> _GIVEN PROBLEM_:
Pick out every line of the entries below where "screenshot" occurs, and copy those lines.

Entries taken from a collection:

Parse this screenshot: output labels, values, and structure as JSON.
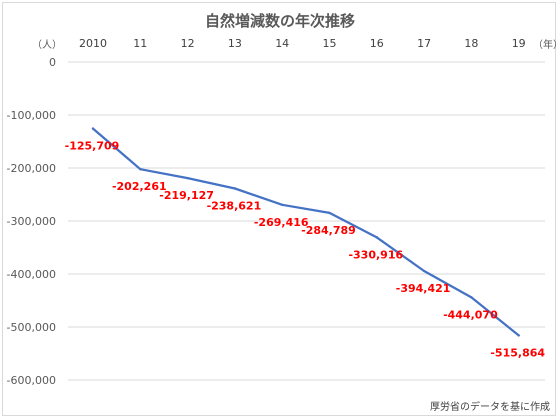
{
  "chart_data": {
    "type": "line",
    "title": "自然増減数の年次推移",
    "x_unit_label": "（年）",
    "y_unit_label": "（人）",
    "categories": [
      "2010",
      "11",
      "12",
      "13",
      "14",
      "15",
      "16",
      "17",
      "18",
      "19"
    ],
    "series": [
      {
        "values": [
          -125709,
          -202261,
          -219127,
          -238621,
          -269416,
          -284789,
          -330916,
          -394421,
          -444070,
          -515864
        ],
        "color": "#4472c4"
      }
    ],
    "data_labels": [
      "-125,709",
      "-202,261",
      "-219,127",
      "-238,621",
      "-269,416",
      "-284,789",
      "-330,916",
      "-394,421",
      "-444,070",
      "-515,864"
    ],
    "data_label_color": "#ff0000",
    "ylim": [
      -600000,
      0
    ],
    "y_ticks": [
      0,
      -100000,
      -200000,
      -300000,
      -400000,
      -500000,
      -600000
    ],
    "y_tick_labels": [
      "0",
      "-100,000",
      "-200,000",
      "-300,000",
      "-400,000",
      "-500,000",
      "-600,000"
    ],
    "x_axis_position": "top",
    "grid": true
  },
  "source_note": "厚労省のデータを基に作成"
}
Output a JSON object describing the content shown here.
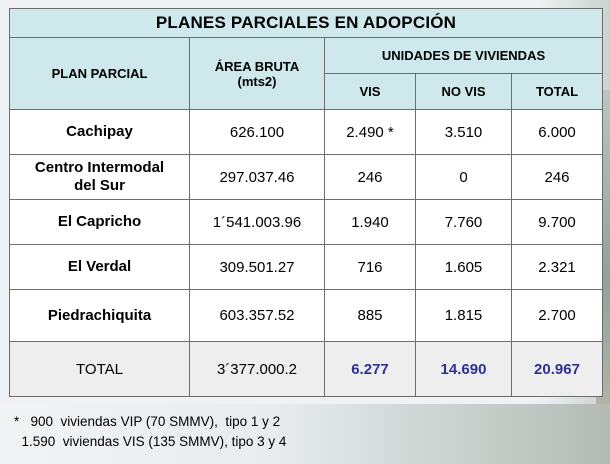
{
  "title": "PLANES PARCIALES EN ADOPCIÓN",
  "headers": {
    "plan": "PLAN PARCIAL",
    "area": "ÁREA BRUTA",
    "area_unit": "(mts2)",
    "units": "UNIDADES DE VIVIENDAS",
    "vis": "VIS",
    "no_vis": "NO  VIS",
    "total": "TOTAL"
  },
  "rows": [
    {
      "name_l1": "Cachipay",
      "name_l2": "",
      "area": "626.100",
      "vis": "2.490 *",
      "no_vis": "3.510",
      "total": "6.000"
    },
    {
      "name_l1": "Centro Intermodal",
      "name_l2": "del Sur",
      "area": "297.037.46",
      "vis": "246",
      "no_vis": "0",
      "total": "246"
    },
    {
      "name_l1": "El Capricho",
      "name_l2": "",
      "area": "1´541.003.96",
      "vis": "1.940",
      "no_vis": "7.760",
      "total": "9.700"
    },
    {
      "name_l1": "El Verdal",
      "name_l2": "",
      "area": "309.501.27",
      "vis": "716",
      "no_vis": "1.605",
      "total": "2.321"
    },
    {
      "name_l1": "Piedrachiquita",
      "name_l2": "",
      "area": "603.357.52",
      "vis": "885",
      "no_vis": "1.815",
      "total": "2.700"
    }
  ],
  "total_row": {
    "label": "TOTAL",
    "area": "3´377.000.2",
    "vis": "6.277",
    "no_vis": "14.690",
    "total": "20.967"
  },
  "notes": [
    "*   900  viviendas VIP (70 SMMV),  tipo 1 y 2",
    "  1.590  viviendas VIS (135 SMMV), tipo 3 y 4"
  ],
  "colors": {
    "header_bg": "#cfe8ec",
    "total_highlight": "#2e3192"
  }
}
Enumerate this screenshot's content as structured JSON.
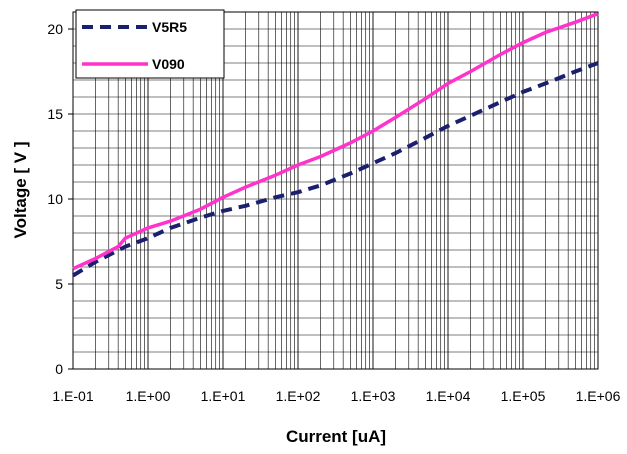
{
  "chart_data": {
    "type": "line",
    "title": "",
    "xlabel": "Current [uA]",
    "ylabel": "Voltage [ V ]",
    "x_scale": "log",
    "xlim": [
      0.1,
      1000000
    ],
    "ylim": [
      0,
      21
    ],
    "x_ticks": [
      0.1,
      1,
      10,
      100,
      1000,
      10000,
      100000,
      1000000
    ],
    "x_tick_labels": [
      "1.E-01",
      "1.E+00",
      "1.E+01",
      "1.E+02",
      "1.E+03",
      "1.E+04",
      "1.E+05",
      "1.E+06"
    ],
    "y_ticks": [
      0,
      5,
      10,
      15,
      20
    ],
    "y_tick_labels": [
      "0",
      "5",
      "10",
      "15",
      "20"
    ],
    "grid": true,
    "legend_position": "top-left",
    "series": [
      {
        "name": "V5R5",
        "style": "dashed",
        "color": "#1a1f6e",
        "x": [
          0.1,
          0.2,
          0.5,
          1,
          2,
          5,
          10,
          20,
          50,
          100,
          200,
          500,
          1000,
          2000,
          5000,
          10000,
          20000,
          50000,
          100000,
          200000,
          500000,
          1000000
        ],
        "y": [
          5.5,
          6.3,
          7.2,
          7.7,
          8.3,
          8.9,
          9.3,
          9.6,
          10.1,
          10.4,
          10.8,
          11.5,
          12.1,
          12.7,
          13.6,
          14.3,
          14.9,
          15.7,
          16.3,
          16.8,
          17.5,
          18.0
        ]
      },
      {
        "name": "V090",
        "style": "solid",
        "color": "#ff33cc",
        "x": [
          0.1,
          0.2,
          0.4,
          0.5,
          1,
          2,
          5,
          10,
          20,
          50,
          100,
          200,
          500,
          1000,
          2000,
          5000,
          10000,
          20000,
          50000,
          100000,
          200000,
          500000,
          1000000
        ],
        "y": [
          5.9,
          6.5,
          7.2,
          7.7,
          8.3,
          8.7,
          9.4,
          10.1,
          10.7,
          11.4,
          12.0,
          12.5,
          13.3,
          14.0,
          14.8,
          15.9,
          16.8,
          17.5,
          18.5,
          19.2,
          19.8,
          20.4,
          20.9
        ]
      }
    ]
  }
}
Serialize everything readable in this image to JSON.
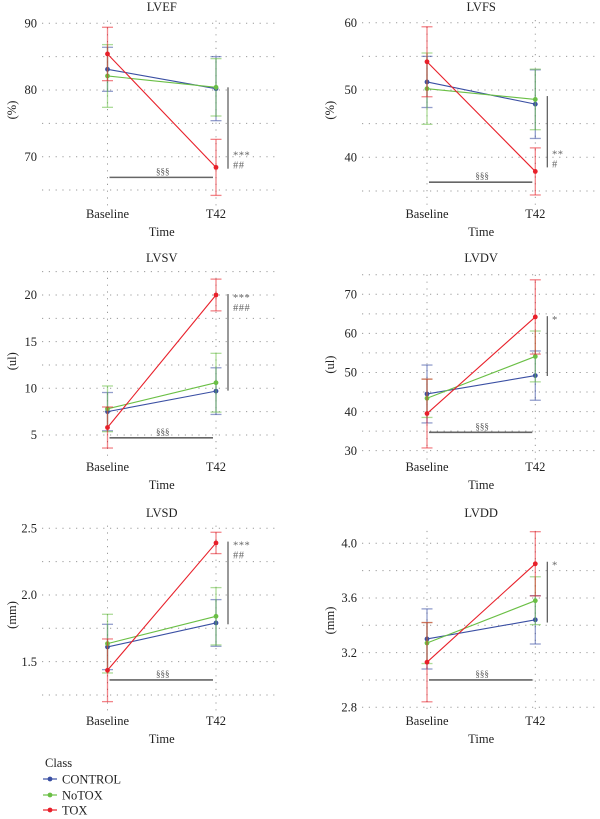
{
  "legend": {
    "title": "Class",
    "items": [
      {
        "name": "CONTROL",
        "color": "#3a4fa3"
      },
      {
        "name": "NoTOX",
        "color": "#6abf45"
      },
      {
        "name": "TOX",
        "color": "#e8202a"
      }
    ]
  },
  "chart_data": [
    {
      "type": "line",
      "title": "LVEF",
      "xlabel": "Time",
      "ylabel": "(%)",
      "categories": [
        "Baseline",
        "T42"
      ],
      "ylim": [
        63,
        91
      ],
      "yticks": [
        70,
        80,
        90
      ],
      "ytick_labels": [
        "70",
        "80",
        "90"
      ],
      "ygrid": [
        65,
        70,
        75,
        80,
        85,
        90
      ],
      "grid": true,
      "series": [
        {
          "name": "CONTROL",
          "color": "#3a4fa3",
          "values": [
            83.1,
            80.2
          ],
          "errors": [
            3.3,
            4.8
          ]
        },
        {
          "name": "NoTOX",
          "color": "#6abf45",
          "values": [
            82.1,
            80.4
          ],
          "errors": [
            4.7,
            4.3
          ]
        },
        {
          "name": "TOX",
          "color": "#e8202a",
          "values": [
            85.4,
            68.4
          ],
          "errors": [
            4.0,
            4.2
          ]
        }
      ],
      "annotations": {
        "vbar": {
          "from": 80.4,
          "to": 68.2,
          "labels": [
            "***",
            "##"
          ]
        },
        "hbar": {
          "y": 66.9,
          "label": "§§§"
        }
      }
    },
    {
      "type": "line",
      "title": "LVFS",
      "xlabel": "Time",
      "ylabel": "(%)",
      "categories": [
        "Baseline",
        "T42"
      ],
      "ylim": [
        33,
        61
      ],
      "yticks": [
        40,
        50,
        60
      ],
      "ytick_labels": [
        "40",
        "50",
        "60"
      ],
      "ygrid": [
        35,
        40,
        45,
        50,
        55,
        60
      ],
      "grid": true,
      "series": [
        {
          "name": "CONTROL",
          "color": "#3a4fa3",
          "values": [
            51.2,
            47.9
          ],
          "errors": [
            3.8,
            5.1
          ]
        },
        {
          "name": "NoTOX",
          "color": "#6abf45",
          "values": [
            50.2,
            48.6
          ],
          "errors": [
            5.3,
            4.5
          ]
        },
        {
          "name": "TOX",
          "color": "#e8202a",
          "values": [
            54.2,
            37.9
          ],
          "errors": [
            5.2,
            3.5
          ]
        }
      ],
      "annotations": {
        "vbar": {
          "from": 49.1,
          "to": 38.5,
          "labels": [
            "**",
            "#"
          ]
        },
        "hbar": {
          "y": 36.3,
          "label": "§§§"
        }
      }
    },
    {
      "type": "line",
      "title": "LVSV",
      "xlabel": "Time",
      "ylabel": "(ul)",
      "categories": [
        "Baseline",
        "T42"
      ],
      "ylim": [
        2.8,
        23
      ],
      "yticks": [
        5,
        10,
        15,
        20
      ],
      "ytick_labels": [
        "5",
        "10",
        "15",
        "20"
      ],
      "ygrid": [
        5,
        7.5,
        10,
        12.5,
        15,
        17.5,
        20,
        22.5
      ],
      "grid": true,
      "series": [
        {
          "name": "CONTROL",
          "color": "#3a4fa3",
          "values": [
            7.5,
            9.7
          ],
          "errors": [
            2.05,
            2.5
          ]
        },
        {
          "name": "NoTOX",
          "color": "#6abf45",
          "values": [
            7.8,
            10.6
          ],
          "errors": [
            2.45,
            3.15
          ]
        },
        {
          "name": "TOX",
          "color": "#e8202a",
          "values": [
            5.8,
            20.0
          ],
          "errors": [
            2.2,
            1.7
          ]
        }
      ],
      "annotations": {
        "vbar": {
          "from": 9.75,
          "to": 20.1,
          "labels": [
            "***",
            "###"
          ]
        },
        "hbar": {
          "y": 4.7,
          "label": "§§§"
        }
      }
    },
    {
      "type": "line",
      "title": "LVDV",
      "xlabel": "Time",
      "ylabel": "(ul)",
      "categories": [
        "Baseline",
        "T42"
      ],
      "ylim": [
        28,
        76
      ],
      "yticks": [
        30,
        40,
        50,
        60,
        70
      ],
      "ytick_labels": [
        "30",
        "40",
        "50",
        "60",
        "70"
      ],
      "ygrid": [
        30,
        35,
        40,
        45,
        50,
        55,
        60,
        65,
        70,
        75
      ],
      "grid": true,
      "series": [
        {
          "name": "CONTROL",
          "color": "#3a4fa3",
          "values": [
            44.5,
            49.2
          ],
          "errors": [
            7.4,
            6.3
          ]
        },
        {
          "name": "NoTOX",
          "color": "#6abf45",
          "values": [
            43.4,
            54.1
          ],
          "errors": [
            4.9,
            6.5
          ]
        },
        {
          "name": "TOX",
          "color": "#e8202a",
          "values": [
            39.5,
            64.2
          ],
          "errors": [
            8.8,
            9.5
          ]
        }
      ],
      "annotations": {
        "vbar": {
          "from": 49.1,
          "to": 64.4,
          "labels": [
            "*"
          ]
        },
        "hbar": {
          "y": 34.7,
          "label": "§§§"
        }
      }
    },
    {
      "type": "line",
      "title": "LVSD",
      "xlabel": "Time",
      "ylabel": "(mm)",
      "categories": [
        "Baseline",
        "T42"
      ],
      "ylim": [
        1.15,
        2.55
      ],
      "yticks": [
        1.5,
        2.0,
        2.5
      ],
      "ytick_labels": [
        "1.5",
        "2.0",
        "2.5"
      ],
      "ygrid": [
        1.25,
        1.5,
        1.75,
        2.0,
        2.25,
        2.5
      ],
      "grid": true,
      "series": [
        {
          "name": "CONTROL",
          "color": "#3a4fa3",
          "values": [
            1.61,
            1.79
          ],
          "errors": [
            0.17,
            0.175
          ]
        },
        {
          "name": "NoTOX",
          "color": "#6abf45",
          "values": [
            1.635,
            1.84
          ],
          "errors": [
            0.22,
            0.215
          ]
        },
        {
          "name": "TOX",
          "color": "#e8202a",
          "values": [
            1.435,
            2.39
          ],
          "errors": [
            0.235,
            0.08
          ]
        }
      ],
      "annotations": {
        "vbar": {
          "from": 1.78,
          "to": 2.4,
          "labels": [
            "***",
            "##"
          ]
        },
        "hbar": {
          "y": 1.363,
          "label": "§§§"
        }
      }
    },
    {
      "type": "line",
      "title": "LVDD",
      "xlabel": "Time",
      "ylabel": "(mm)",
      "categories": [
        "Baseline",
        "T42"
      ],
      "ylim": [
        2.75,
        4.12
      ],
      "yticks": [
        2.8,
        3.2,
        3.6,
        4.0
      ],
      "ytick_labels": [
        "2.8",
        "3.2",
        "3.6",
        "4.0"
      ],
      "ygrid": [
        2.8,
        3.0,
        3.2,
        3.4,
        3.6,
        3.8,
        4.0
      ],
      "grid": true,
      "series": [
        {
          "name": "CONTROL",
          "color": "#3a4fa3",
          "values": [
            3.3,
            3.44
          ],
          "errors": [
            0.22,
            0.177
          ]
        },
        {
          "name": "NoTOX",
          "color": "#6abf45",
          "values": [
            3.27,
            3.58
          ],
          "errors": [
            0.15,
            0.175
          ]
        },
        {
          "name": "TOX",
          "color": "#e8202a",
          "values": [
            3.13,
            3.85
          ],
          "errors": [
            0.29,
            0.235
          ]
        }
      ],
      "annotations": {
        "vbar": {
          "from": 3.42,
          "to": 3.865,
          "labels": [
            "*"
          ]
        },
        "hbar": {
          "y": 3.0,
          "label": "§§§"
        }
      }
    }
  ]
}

> _RESULT OF THIS EXERCISE_:
Parse this screenshot: output labels, values, and structure as JSON.
Enumerate this screenshot's content as structured JSON.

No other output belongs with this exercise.